Repeat the records below exactly as they appear.

>> start Data for processing

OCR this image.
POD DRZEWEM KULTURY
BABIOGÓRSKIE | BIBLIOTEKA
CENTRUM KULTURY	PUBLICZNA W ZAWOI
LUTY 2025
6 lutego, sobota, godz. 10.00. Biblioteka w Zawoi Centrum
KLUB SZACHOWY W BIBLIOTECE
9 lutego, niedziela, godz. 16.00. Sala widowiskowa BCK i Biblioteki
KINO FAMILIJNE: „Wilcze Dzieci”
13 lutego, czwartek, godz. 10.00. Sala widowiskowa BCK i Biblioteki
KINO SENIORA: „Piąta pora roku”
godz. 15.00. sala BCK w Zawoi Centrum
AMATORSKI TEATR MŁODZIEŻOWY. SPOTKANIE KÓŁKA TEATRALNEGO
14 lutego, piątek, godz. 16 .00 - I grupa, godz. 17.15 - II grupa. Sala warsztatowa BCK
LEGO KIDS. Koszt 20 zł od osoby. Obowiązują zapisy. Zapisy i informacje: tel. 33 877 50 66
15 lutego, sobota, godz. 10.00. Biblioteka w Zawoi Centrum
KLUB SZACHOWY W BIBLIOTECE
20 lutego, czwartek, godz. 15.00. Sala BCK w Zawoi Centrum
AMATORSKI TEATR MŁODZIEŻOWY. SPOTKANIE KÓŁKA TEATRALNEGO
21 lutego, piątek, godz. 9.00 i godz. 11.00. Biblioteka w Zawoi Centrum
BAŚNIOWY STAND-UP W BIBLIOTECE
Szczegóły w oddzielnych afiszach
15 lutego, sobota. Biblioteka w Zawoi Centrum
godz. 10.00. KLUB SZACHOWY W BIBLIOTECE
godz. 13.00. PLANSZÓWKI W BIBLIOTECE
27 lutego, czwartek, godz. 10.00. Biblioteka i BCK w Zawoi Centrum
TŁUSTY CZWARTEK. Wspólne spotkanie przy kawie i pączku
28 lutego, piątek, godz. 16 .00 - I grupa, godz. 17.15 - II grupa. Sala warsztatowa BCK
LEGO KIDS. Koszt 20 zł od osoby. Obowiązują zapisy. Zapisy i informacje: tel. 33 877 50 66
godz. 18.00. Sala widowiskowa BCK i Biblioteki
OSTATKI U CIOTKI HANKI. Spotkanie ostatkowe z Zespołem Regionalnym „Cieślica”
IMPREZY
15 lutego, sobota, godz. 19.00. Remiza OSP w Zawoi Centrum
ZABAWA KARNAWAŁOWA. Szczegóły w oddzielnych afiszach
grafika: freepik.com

>> end Data for processing

*Solution to the exercise:*
OCR this image.
POD DRZEWEM KULTURY
BABIOGÓRSKIE | BIBLIOTEKA
CENTRUM KULTURY	PUBLICZNA W ZAWOI
LUTY 2025
6 lutego, sobota, godz. 10.00. Biblioteka w Zawoi Centrum
KLUB SZACHOWY W BIBLIOTECE
9 lutego, niedziela, godz. 16.00. Sala widowiskowa BCK i Biblioteki
KINO FAMILIJNE: „Wilcze Dzieci”
13 lutego, czwartek, godz. 10.00. Sala widowiskowa BCK i Biblioteki
KINO SENIORA: „Piąta pora roku”
godz. 15.00. sala BCK w Zawoi Centrum
AMATORSKI TEATR MŁODZIEŻOWY. SPOTKANIE KÓŁKA TEATRALNEGO
14 lutego, piątek, godz. 16 .00 - I grupa, godz. 17.15 - II grupa. Sala warsztatowa BCK
LEGO KIDS. Koszt 20 zł od osoby. Obowiązują zapisy. Zapisy i informacje: tel. 33 877 50 66
15 lutego, sobota, godz. 10.00. Biblioteka w Zawoi Centrum
KLUB SZACHOWY W BIBLIOTECE
20 lutego, czwartek, godz. 15.00. Sala BCK w Zawoi Centrum
AMATORSKI TEATR MŁODZIEŻOWY. SPOTKANIE KÓŁKA TEATRALNEGO
21 lutego, piątek, godz. 9.00 i godz. 11.00. Biblioteka w Zawoi Centrum
BAŚNIOWY STAND-UP W BIBLIOTECE
Szczegóły w oddzielnych afiszach
15 lutego, sobota. Biblioteka w Zawoi Centrum
godz. 10.00. KLUB SZACHOWY W BIBLIOTECE
godz. 13.00. PLANSZÓWKI W BIBLIOTECE
27 lutego, czwartek, godz. 10.00. Biblioteka i BCK w Zawoi Centrum
TŁUSTY CZWARTEK. Wspólne spotkanie przy kawie i pączku
28 lutego, piątek, godz. 16 .00 - I grupa, godz. 17.15 - II grupa. Sala warsztatowa BCK
LEGO KIDS. Koszt 20 zł od osoby. Obowiązują zapisy. Zapisy i informacje: tel. 33 877 50 66
godz. 18.00. Sala widowiskowa BCK i Biblioteki
OSTATKI U CIOTKI HANKI. Spotkanie ostatkowe z Zespołem Regionalnym „Cieślica”
IMPREZY
15 lutego, sobota, godz. 19.00. Remiza OSP w Zawoi Centrum
ZABAWA KARNAWAŁOWA. Szczegóły w oddzielnych afiszach
grafika: freepik.com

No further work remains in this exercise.